Problem statement:
Single out the lines of the material that contain "teacher" and copy them.

#### Record extracts ####

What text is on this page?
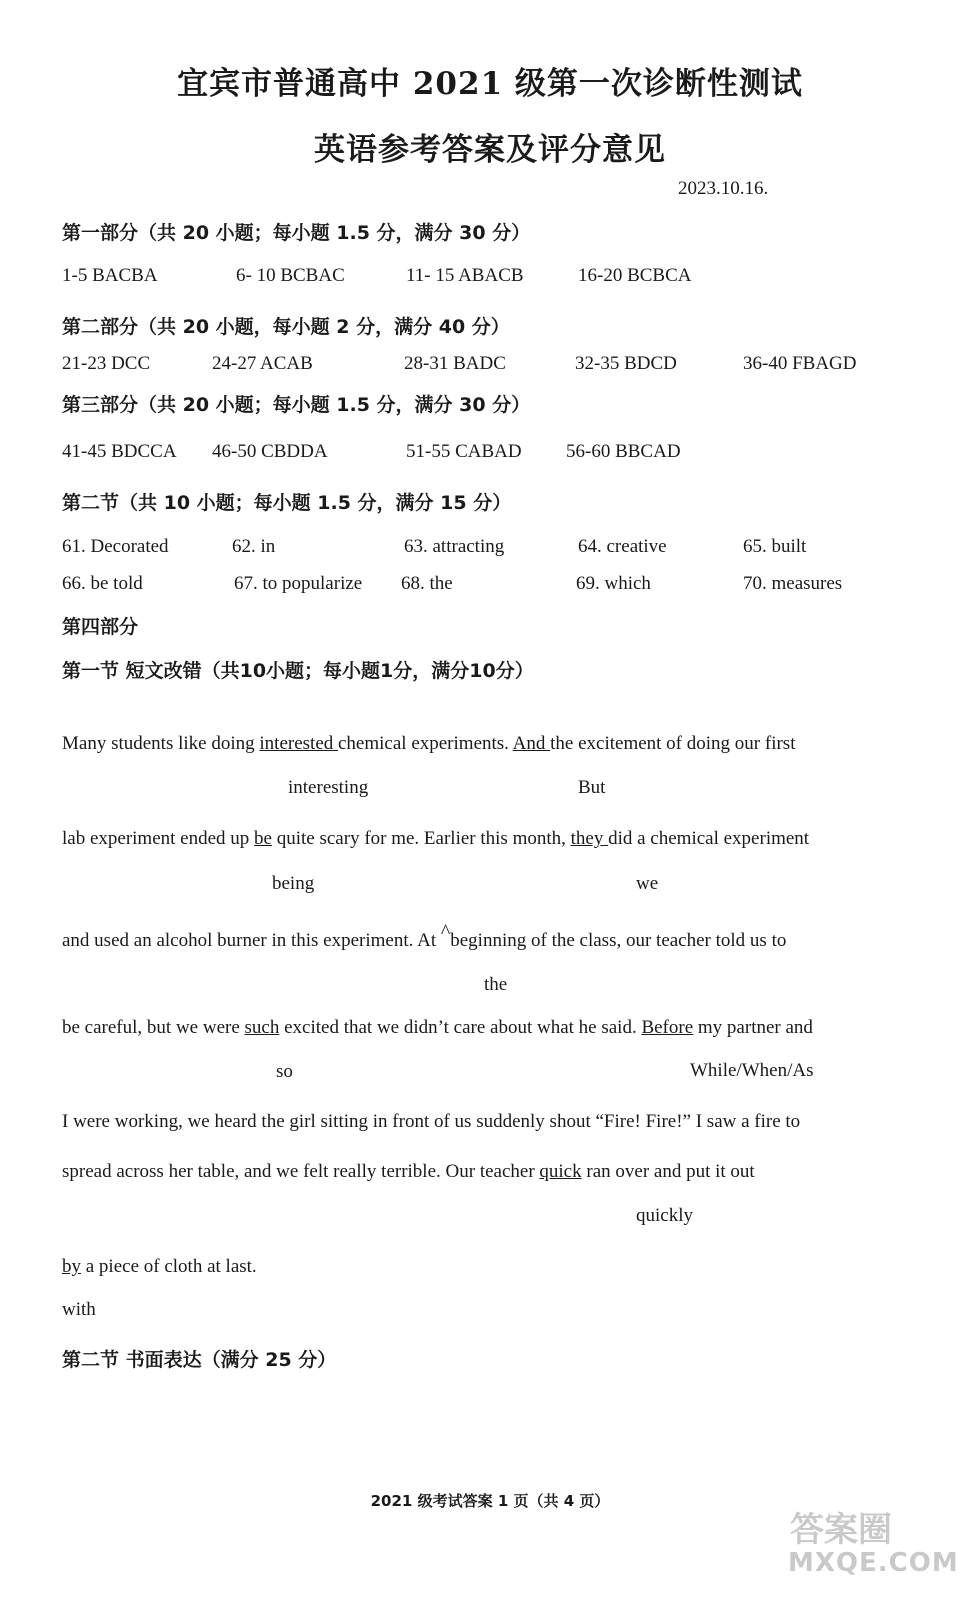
宜宾市普通高中 2021 级第一次诊断性测试
英语参考答案及评分意见
2023.10.16.
第一部分（共 20 小题；每小题 1.5 分，满分 30 分）
1-5 BACBA	6- 10 BCBAC	11- 15 ABACB	16-20 BCBCA
第二部分（共 20 小题，每小题 2 分，满分 40 分）
21-23 DCC	24-27 ACAB	28-31 BADC	32-35 BDCD	36-40 FBAGD
第三部分（共 20 小题；每小题 1.5 分，满分 30 分）
41-45 BDCCA 46-50 CBDDA	51-55 CABAD 56-60 BBCAD
第二节（共 10 小题；每小题 1.5 分，满分 15 分）
61. Decorated	62. in	63. attracting	64. creative	65. built
66. be told	67. to popularize 68. the	69. which	70. measures
第四部分
第一节 短文改错（共10小题；每小题1分，满分10分）
Many students like doing interested chemical experiments. And the excitement of doing our first
interesting	But
lab experiment ended up be quite scary for me. Earlier this month, they did a chemical experiment
being	we
and used an alcohol burner in this experiment. At ^beginning of the class, our teacher told us to
the
be careful, but we were such excited that we didn’t care about what he said. Before my partner and
so	While/When/As
I were working, we heard the girl sitting in front of us suddenly shout “Fire! Fire!” I saw a fire to
spread across her table, and we felt really terrible. Our teacher quick ran over and put it out
quickly
by a piece of cloth at last.
with
第二节 书面表达（满分 25 分）
2021 级考试答案 1 页（共 4 页）
答案圈
MXQE.COM
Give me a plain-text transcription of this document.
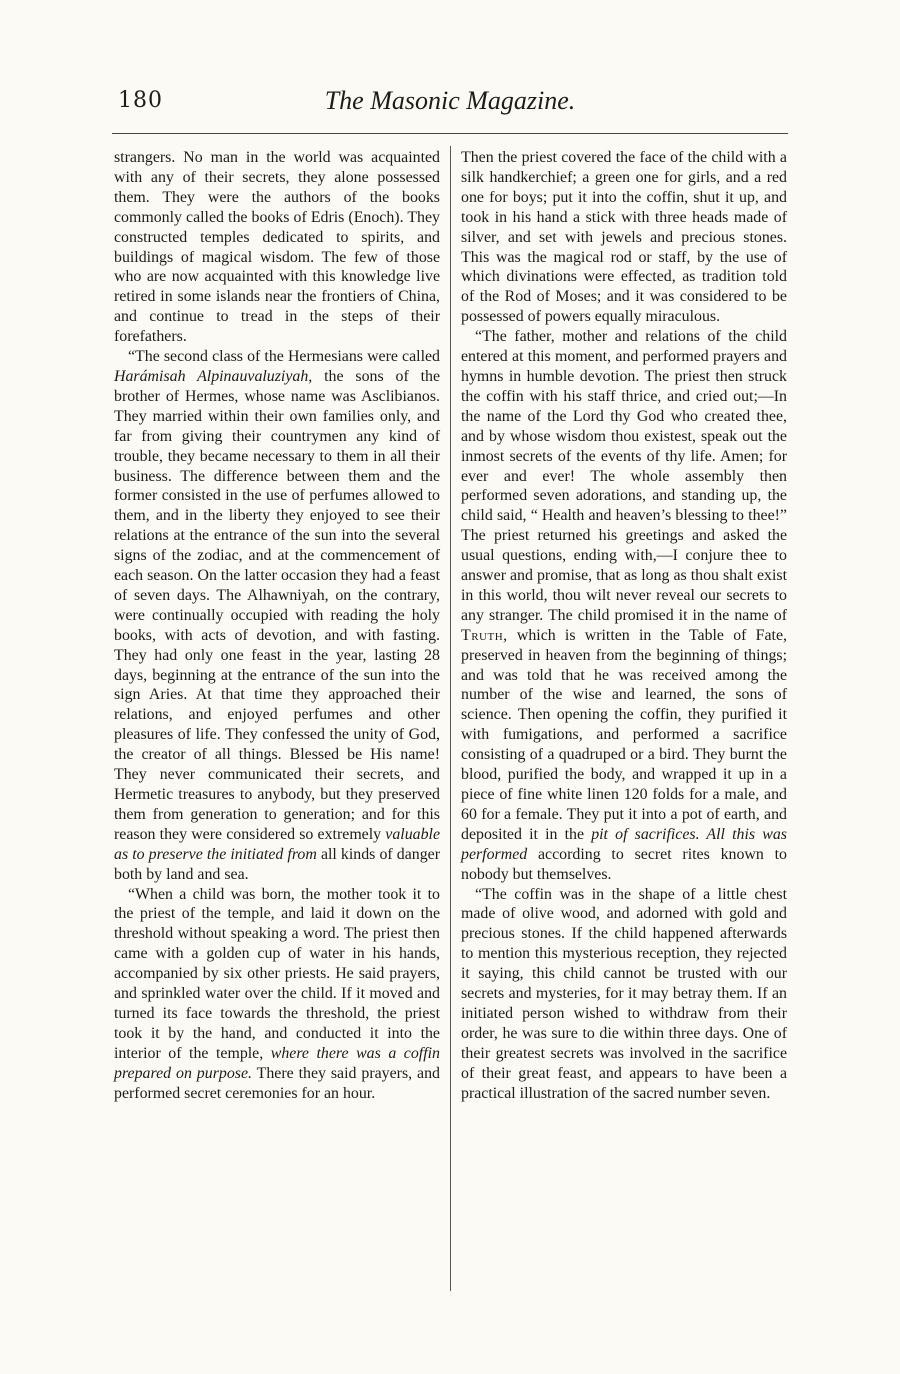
180	The Masonic Magazine.

strangers. No man in the world was acquainted with any of their secrets, they alone possessed them. They were the authors of the books commonly called the books of Edris (Enoch). They constructed temples dedicated to spirits, and buildings of magical wisdom. The few of those who are now acquainted with this knowledge live retired in some islands near the frontiers of China, and continue to tread in the steps of their forefathers.

“The second class of the Hermesians were called Harámisah Alpinauvaluziyah, the sons of the brother of Hermes, whose name was Asclibianos. They married within their own families only, and far from giving their countrymen any kind of trouble, they became necessary to them in all their business. The difference between them and the former consisted in the use of perfumes allowed to them, and in the liberty they enjoyed to see their relations at the entrance of the sun into the several signs of the zodiac, and at the commencement of each season. On the latter occasion they had a feast of seven days. The Alhawniyah, on the contrary, were continually occupied with reading the holy books, with acts of devotion, and with fasting. They had only one feast in the year, lasting 28 days, beginning at the entrance of the sun into the sign Aries. At that time they approached their relations, and enjoyed perfumes and other pleasures of life. They confessed the unity of God, the creator of all things. Blessed be His name! They never communicated their secrets, and Hermetic treasures to anybody, but they preserved them from generation to generation; and for this reason they were considered so extremely valuable as to preserve the initiated from all kinds of danger both by land and sea.

“When a child was born, the mother took it to the priest of the temple, and laid it down on the threshold without speaking a word. The priest then came with a golden cup of water in his hands, accompanied by six other priests. He said prayers, and sprinkled water over the child. If it moved and turned its face towards the threshold, the priest took it by the hand, and conducted it into the interior of the temple, where there was a coffin prepared on purpose. There they said prayers, and performed secret ceremonies for an hour.

Then the priest covered the face of the child with a silk handkerchief; a green one for girls, and a red one for boys; put it into the coffin, shut it up, and took in his hand a stick with three heads made of silver, and set with jewels and precious stones. This was the magical rod or staff, by the use of which divinations were effected, as tradition told of the Rod of Moses; and it was considered to be possessed of powers equally miraculous.

“The father, mother and relations of the child entered at this moment, and performed prayers and hymns in humble devotion. The priest then struck the coffin with his staff thrice, and cried out;—In the name of the Lord thy God who created thee, and by whose wisdom thou existest, speak out the inmost secrets of the events of thy life. Amen; for ever and ever! The whole assembly then performed seven adorations, and standing up, the child said, “ Health and heaven’s blessing to thee!” The priest returned his greetings and asked the usual questions, ending with,—I conjure thee to answer and promise, that as long as thou shalt exist in this world, thou wilt never reveal our secrets to any stranger. The child promised it in the name of Truth, which is written in the Table of Fate, preserved in heaven from the beginning of things; and was told that he was received among the number of the wise and learned, the sons of science. Then opening the coffin, they purified it with fumigations, and performed a sacrifice consisting of a quadruped or a bird. They burnt the blood, purified the body, and wrapped it up in a piece of fine white linen 120 folds for a male, and 60 for a female. They put it into a pot of earth, and deposited it in the pit of sacrifices. All this was performed according to secret rites known to nobody but themselves.

“The coffin was in the shape of a little chest made of olive wood, and adorned with gold and precious stones. If the child happened afterwards to mention this mysterious reception, they rejected it saying, this child cannot be trusted with our secrets and mysteries, for it may betray them. If an initiated person wished to withdraw from their order, he was sure to die within three days. One of their greatest secrets was involved in the sacrifice of their great feast, and appears to have been a practical illustration of the sacred number seven.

####

Task answer:
and used an alcohol burner in this experiment. At ^beginning of the class, our teacher told us to
spread across her table, and we felt really terrible. Our teacher quick ran over and put it out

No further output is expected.